* STATED TASK *
Exactly reproduce all the records, keeping pictures out of the copy.
▬▬▬
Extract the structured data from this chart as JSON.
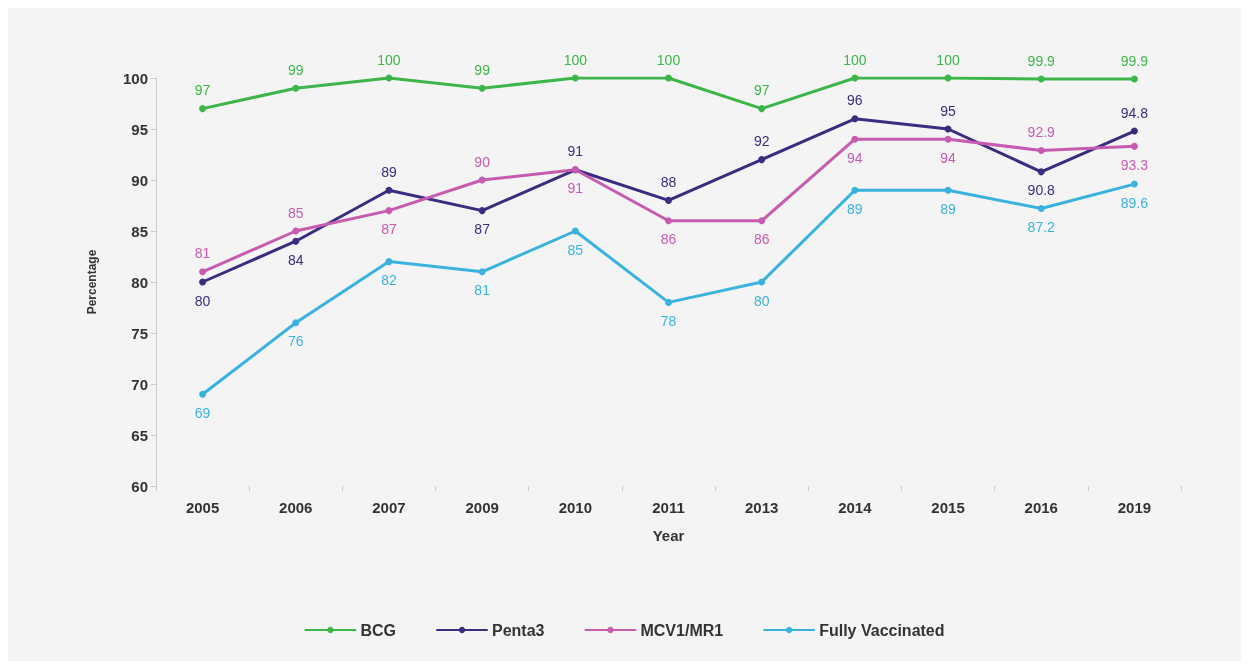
{
  "chart_data": {
    "type": "line",
    "xlabel": "Year",
    "ylabel": "Percentage",
    "categories": [
      "2005",
      "2006",
      "2007",
      "2009",
      "2010",
      "2011",
      "2013",
      "2014",
      "2015",
      "2016",
      "2019"
    ],
    "series": [
      {
        "name": "BCG",
        "color": "#3db54a",
        "values": [
          97,
          99,
          100,
          99,
          100,
          100,
          97,
          100,
          100,
          99.9,
          99.9
        ]
      },
      {
        "name": "Penta3",
        "color": "#3a2c7e",
        "values": [
          80,
          84,
          89,
          87,
          91,
          88,
          92,
          96,
          95,
          90.8,
          94.8
        ]
      },
      {
        "name": "MCV1/MR1",
        "color": "#c75bb0",
        "values": [
          81,
          85,
          87,
          90,
          91,
          86,
          86,
          94,
          94,
          92.9,
          93.3
        ]
      },
      {
        "name": "Fully Vaccinated",
        "color": "#3ab2de",
        "values": [
          69,
          76,
          82,
          81,
          85,
          78,
          80,
          89,
          89,
          87.2,
          89.6
        ]
      }
    ],
    "ylim": [
      60,
      100
    ],
    "yticks": [
      60,
      65,
      70,
      75,
      80,
      85,
      90,
      95,
      100
    ],
    "grid": false,
    "legend": "bottom",
    "marker": "circle",
    "line_style": "solid",
    "data_labels": true
  }
}
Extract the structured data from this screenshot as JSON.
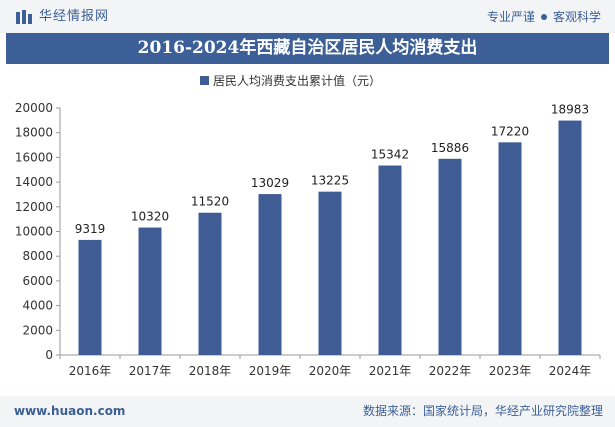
{
  "header": {
    "brand": "华经情报网",
    "slogan_left": "专业严谨",
    "slogan_right": "客观科学"
  },
  "title": "2016-2024年西藏自治区居民人均消费支出",
  "footer": {
    "url": "www.huaon.com",
    "source": "数据来源：国家统计局，华经产业研究院整理"
  },
  "colors": {
    "brand": "#3b5f96",
    "bar": "#3f5c94"
  },
  "chart_data": {
    "type": "bar",
    "categories": [
      "2016年",
      "2017年",
      "2018年",
      "2019年",
      "2020年",
      "2021年",
      "2022年",
      "2023年",
      "2024年"
    ],
    "series": [
      {
        "name": "居民人均消费支出累计值（元）",
        "values": [
          9319,
          10320,
          11520,
          13029,
          13225,
          15342,
          15886,
          17220,
          18983
        ]
      }
    ],
    "ylim": [
      0,
      20000
    ],
    "yticks": [
      0,
      2000,
      4000,
      6000,
      8000,
      10000,
      12000,
      14000,
      16000,
      18000,
      20000
    ],
    "grid": false,
    "legend_position": "top-center",
    "data_labels": true
  }
}
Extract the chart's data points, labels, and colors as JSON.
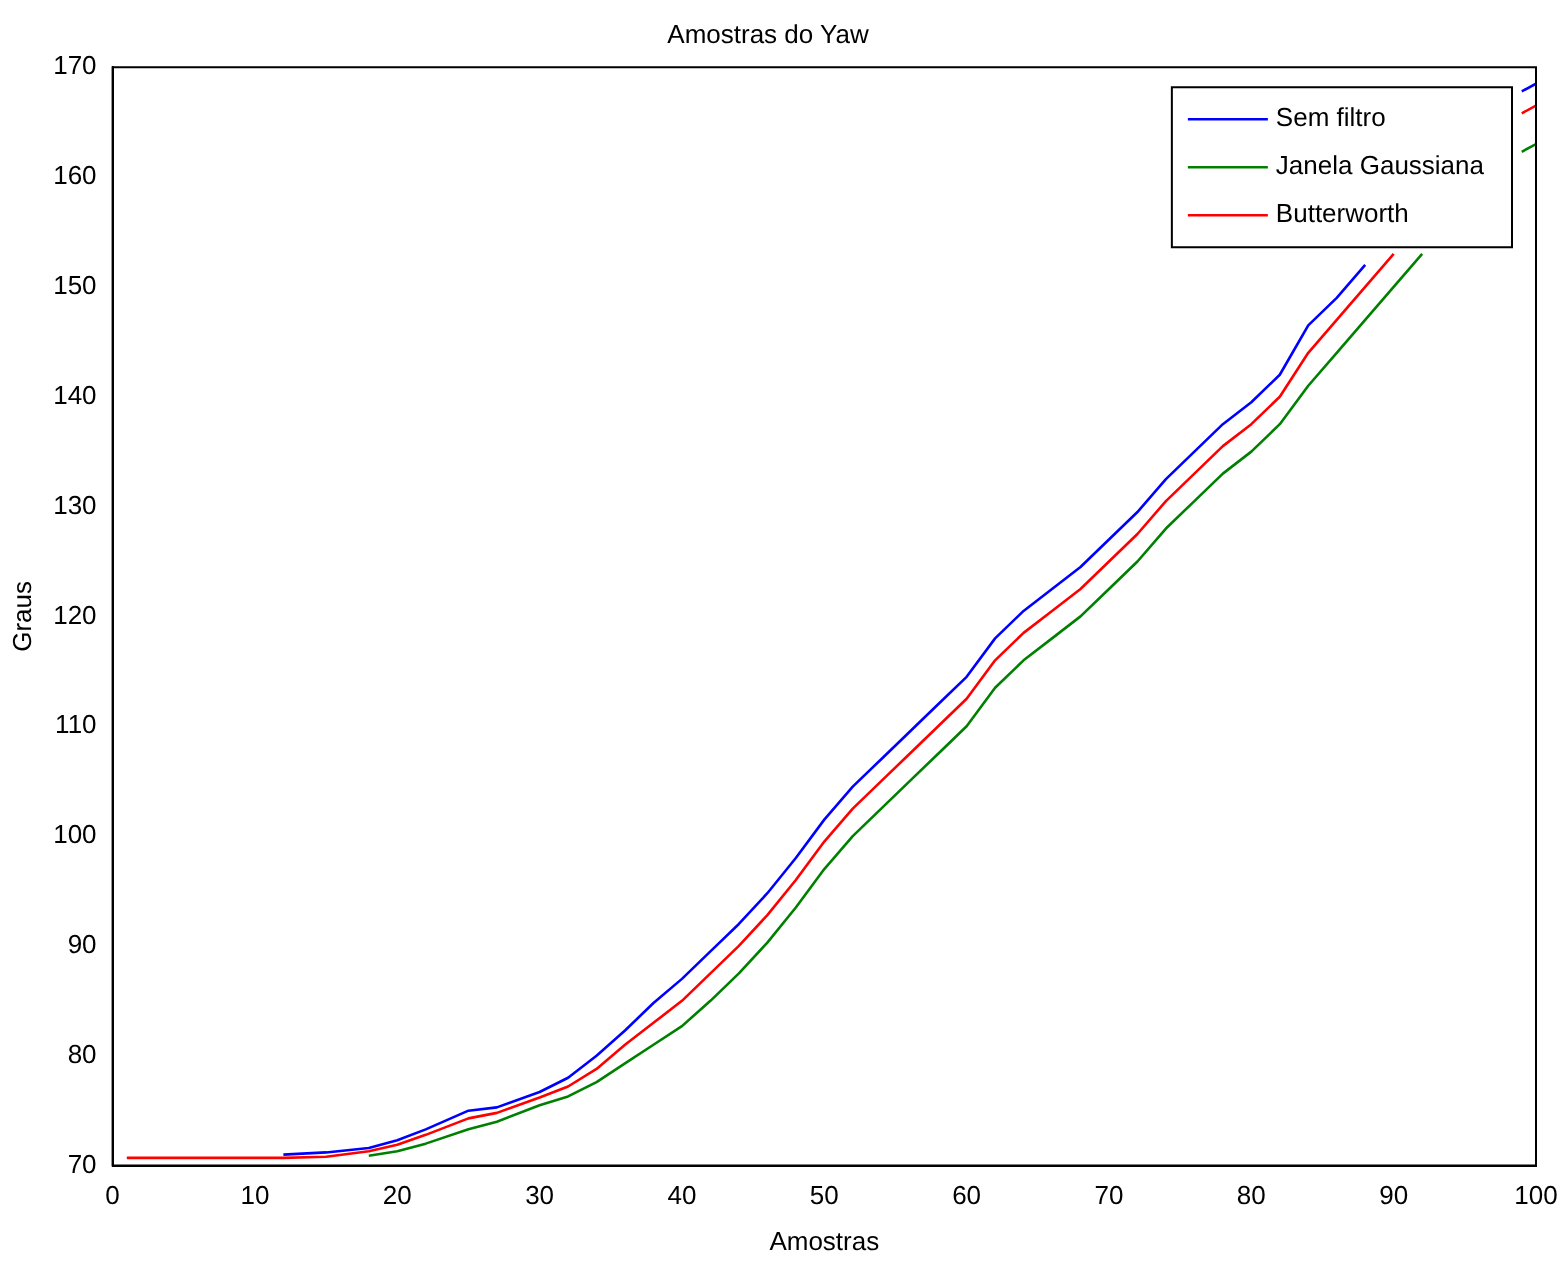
{
  "chart_data": {
    "type": "line",
    "title": "Amostras do Yaw",
    "xlabel": "Amostras",
    "ylabel": "Graus",
    "x": [
      1,
      5,
      10,
      12,
      15,
      18,
      20,
      22,
      25,
      27,
      30,
      32,
      34,
      36,
      38,
      40,
      42,
      44,
      46,
      48,
      50,
      52,
      54,
      56,
      58,
      60,
      62,
      64,
      66,
      68,
      70,
      72,
      74,
      76,
      78,
      80,
      82,
      84,
      86,
      88,
      90,
      92,
      94,
      96,
      98,
      99,
      100
    ],
    "series": [
      {
        "name": "Sem filtro",
        "color": "#0000ff",
        "values": [
          null,
          null,
          null,
          71.0,
          71.2,
          71.6,
          72.3,
          73.3,
          75.0,
          75.3,
          76.7,
          78.0,
          80.0,
          82.3,
          84.8,
          87,
          89.5,
          92,
          94.8,
          98,
          101.5,
          104.5,
          107,
          109.5,
          112,
          114.5,
          118,
          120.5,
          122.5,
          124.5,
          127,
          129.5,
          132.5,
          135,
          137.5,
          139.5,
          142,
          146.5,
          149,
          152,
          null,
          null,
          null,
          null,
          null,
          167.8,
          168.5
        ]
      },
      {
        "name": "Janela Gaussiana",
        "color": "#008000",
        "values": [
          null,
          null,
          null,
          null,
          null,
          70.9,
          71.3,
          72.0,
          73.3,
          74.0,
          75.5,
          76.3,
          77.6,
          79.3,
          81,
          82.7,
          85,
          87.5,
          90.3,
          93.5,
          97,
          100,
          102.5,
          105,
          107.5,
          110,
          113.5,
          116,
          118,
          120,
          122.5,
          125,
          128,
          130.5,
          133,
          135,
          137.5,
          141,
          144,
          147,
          150,
          153,
          null,
          null,
          null,
          162.3,
          163
        ]
      },
      {
        "name": "Butterworth",
        "color": "#ff0000",
        "values": [
          70.7,
          70.7,
          70.7,
          70.7,
          70.8,
          71.3,
          71.9,
          72.8,
          74.3,
          74.8,
          76.2,
          77.2,
          78.8,
          81,
          83,
          85,
          87.5,
          90,
          92.8,
          96,
          99.5,
          102.5,
          105,
          107.5,
          110,
          112.5,
          116,
          118.5,
          120.5,
          122.5,
          125,
          127.5,
          130.5,
          133,
          135.5,
          137.5,
          140,
          144,
          147,
          150,
          153,
          null,
          null,
          null,
          null,
          165.8,
          166.5
        ]
      }
    ],
    "xlim": [
      0,
      100
    ],
    "xticks": [
      0,
      10,
      20,
      30,
      40,
      50,
      60,
      70,
      80,
      90,
      100
    ],
    "ylim": [
      70,
      170
    ],
    "yticks": [
      70,
      80,
      90,
      100,
      110,
      120,
      130,
      140,
      150,
      160,
      170
    ],
    "grid": false,
    "legend": "top right",
    "marker": "none",
    "line_style": "solid"
  }
}
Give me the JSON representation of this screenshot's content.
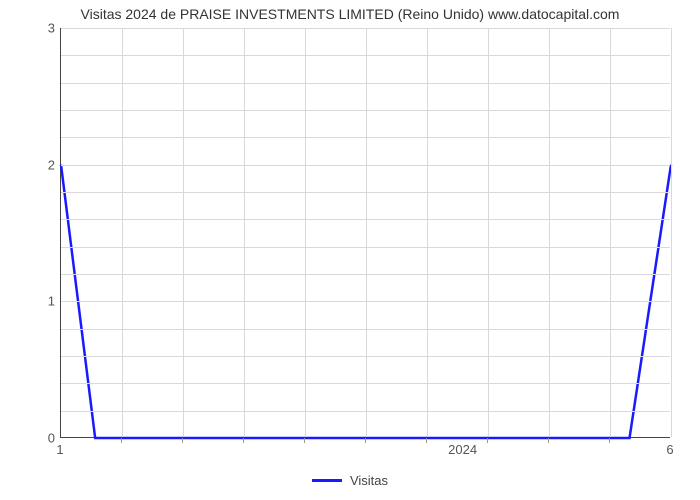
{
  "chart": {
    "type": "line",
    "title": "Visitas 2024 de PRAISE INVESTMENTS LIMITED (Reino Unido) www.datocapital.com",
    "title_fontsize": 14,
    "title_color": "#333333",
    "background_color": "#ffffff",
    "grid_color": "#d9d9d9",
    "axis_color": "#444444",
    "xlim": [
      1,
      6
    ],
    "ylim": [
      0,
      3
    ],
    "yticks": [
      0,
      1,
      2,
      3
    ],
    "xticks_labeled": [
      {
        "value": 1,
        "label": "1"
      },
      {
        "value": 6,
        "label": "6"
      }
    ],
    "xticks_minor": [
      1.5,
      2,
      2.5,
      3,
      3.5,
      4,
      4.5,
      5,
      5.5
    ],
    "x_center_label": {
      "value": 4.3,
      "label": "2024"
    },
    "series": [
      {
        "name": "Visitas",
        "color": "#1a1aff",
        "line_width": 2.5,
        "points": [
          {
            "x": 1.0,
            "y": 2.0
          },
          {
            "x": 1.28,
            "y": 0.0
          },
          {
            "x": 5.66,
            "y": 0.0
          },
          {
            "x": 6.0,
            "y": 2.0
          }
        ]
      }
    ],
    "hgrid_at": [
      0.2,
      0.4,
      0.6,
      0.8,
      1.0,
      1.2,
      1.4,
      1.6,
      1.8,
      2.0,
      2.2,
      2.4,
      2.6,
      2.8,
      3.0
    ],
    "vgrid_at": [
      1.5,
      2,
      2.5,
      3,
      3.5,
      4,
      4.5,
      5,
      5.5,
      6
    ],
    "legend_label": "Visitas",
    "label_fontsize": 13,
    "label_color": "#555555"
  }
}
▬▬▬
* TASK RESPONSE *
Extract the structured data from this chart as JSON.
{
  "chart_data": {
    "type": "line",
    "xlabel": "Year",
    "ylabel": "Percentage",
    "categories": [
      "2005",
      "2006",
      "2007",
      "2009",
      "2010",
      "2011",
      "2013",
      "2014",
      "2015",
      "2016",
      "2019"
    ],
    "series": [
      {
        "name": "BCG",
        "color": "#3db54a",
        "values": [
          97,
          99,
          100,
          99,
          100,
          100,
          97,
          100,
          100,
          99.9,
          99.9
        ]
      },
      {
        "name": "Penta3",
        "color": "#3a2c7e",
        "values": [
          80,
          84,
          89,
          87,
          91,
          88,
          92,
          96,
          95,
          90.8,
          94.8
        ]
      },
      {
        "name": "MCV1/MR1",
        "color": "#c75bb0",
        "values": [
          81,
          85,
          87,
          90,
          91,
          86,
          86,
          94,
          94,
          92.9,
          93.3
        ]
      },
      {
        "name": "Fully Vaccinated",
        "color": "#3ab2de",
        "values": [
          69,
          76,
          82,
          81,
          85,
          78,
          80,
          89,
          89,
          87.2,
          89.6
        ]
      }
    ],
    "ylim": [
      60,
      100
    ],
    "yticks": [
      60,
      65,
      70,
      75,
      80,
      85,
      90,
      95,
      100
    ],
    "grid": false,
    "legend": "bottom",
    "marker": "circle",
    "line_style": "solid",
    "data_labels": true
  }
}
Extract the structured data from this screenshot as JSON.
{
  "header": {
    "brand": "华经情报网",
    "slogan_left": "专业严谨",
    "slogan_right": "客观科学"
  },
  "title": "2016-2024年西藏自治区居民人均消费支出",
  "footer": {
    "url": "www.huaon.com",
    "source": "数据来源：国家统计局，华经产业研究院整理"
  },
  "colors": {
    "brand": "#3b5f96",
    "bar": "#3f5c94"
  },
  "chart_data": {
    "type": "bar",
    "categories": [
      "2016年",
      "2017年",
      "2018年",
      "2019年",
      "2020年",
      "2021年",
      "2022年",
      "2023年",
      "2024年"
    ],
    "series": [
      {
        "name": "居民人均消费支出累计值（元）",
        "values": [
          9319,
          10320,
          11520,
          13029,
          13225,
          15342,
          15886,
          17220,
          18983
        ]
      }
    ],
    "ylim": [
      0,
      20000
    ],
    "yticks": [
      0,
      2000,
      4000,
      6000,
      8000,
      10000,
      12000,
      14000,
      16000,
      18000,
      20000
    ],
    "grid": false,
    "legend_position": "top-center",
    "data_labels": true
  }
}
Extract the chart's data points, labels, and colors as JSON.
{
  "chart_data": {
    "type": "line",
    "title": "Amostras do Yaw",
    "xlabel": "Amostras",
    "ylabel": "Graus",
    "x": [
      1,
      5,
      10,
      12,
      15,
      18,
      20,
      22,
      25,
      27,
      30,
      32,
      34,
      36,
      38,
      40,
      42,
      44,
      46,
      48,
      50,
      52,
      54,
      56,
      58,
      60,
      62,
      64,
      66,
      68,
      70,
      72,
      74,
      76,
      78,
      80,
      82,
      84,
      86,
      88,
      90,
      92,
      94,
      96,
      98,
      99,
      100
    ],
    "series": [
      {
        "name": "Sem filtro",
        "color": "#0000ff",
        "values": [
          null,
          null,
          null,
          71.0,
          71.2,
          71.6,
          72.3,
          73.3,
          75.0,
          75.3,
          76.7,
          78.0,
          80.0,
          82.3,
          84.8,
          87,
          89.5,
          92,
          94.8,
          98,
          101.5,
          104.5,
          107,
          109.5,
          112,
          114.5,
          118,
          120.5,
          122.5,
          124.5,
          127,
          129.5,
          132.5,
          135,
          137.5,
          139.5,
          142,
          146.5,
          149,
          152,
          null,
          null,
          null,
          null,
          null,
          167.8,
          168.5
        ]
      },
      {
        "name": "Janela Gaussiana",
        "color": "#008000",
        "values": [
          null,
          null,
          null,
          null,
          null,
          70.9,
          71.3,
          72.0,
          73.3,
          74.0,
          75.5,
          76.3,
          77.6,
          79.3,
          81,
          82.7,
          85,
          87.5,
          90.3,
          93.5,
          97,
          100,
          102.5,
          105,
          107.5,
          110,
          113.5,
          116,
          118,
          120,
          122.5,
          125,
          128,
          130.5,
          133,
          135,
          137.5,
          141,
          144,
          147,
          150,
          153,
          null,
          null,
          null,
          162.3,
          163
        ]
      },
      {
        "name": "Butterworth",
        "color": "#ff0000",
        "values": [
          70.7,
          70.7,
          70.7,
          70.7,
          70.8,
          71.3,
          71.9,
          72.8,
          74.3,
          74.8,
          76.2,
          77.2,
          78.8,
          81,
          83,
          85,
          87.5,
          90,
          92.8,
          96,
          99.5,
          102.5,
          105,
          107.5,
          110,
          112.5,
          116,
          118.5,
          120.5,
          122.5,
          125,
          127.5,
          130.5,
          133,
          135.5,
          137.5,
          140,
          144,
          147,
          150,
          153,
          null,
          null,
          null,
          null,
          165.8,
          166.5
        ]
      }
    ],
    "xlim": [
      0,
      100
    ],
    "xticks": [
      0,
      10,
      20,
      30,
      40,
      50,
      60,
      70,
      80,
      90,
      100
    ],
    "ylim": [
      70,
      170
    ],
    "yticks": [
      70,
      80,
      90,
      100,
      110,
      120,
      130,
      140,
      150,
      160,
      170
    ],
    "grid": false,
    "legend": "top right",
    "marker": "none",
    "line_style": "solid"
  }
}
Give me the JSON representation of this screenshot's content.
{
  "chart": {
    "type": "line",
    "title": "Visitas 2024 de PRAISE INVESTMENTS LIMITED (Reino Unido) www.datocapital.com",
    "title_fontsize": 14,
    "title_color": "#333333",
    "background_color": "#ffffff",
    "grid_color": "#d9d9d9",
    "axis_color": "#444444",
    "xlim": [
      1,
      6
    ],
    "ylim": [
      0,
      3
    ],
    "yticks": [
      0,
      1,
      2,
      3
    ],
    "xticks_labeled": [
      {
        "value": 1,
        "label": "1"
      },
      {
        "value": 6,
        "label": "6"
      }
    ],
    "xticks_minor": [
      1.5,
      2,
      2.5,
      3,
      3.5,
      4,
      4.5,
      5,
      5.5
    ],
    "x_center_label": {
      "value": 4.3,
      "label": "2024"
    },
    "series": [
      {
        "name": "Visitas",
        "color": "#1a1aff",
        "line_width": 2.5,
        "points": [
          {
            "x": 1.0,
            "y": 2.0
          },
          {
            "x": 1.28,
            "y": 0.0
          },
          {
            "x": 5.66,
            "y": 0.0
          },
          {
            "x": 6.0,
            "y": 2.0
          }
        ]
      }
    ],
    "hgrid_at": [
      0.2,
      0.4,
      0.6,
      0.8,
      1.0,
      1.2,
      1.4,
      1.6,
      1.8,
      2.0,
      2.2,
      2.4,
      2.6,
      2.8,
      3.0
    ],
    "vgrid_at": [
      1.5,
      2,
      2.5,
      3,
      3.5,
      4,
      4.5,
      5,
      5.5,
      6
    ],
    "legend_label": "Visitas",
    "label_fontsize": 13,
    "label_color": "#555555"
  }
}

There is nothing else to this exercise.